Please report every line from the material that contains the word "home".
# # # # # # #
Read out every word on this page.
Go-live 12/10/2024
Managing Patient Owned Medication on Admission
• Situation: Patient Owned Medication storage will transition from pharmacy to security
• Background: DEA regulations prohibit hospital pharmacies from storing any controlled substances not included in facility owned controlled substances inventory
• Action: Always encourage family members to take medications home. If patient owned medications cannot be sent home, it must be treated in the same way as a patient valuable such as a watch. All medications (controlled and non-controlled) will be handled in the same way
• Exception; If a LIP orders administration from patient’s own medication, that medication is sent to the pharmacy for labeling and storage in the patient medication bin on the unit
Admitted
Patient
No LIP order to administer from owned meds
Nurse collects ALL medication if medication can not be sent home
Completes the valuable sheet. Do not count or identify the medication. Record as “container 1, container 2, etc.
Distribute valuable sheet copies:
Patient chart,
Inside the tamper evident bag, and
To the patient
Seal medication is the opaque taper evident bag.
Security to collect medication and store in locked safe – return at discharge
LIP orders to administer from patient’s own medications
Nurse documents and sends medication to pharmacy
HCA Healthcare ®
# # # # # # #
**Written solution**
• Action: Always encourage family members to take medications home. If patient owned medications cannot be sent home, it must be treated in the same way as a patient valuable such as a watch. All medications (controlled and non-controlled) will be handled in the same way
Nurse collects ALL medication if medication can not be sent home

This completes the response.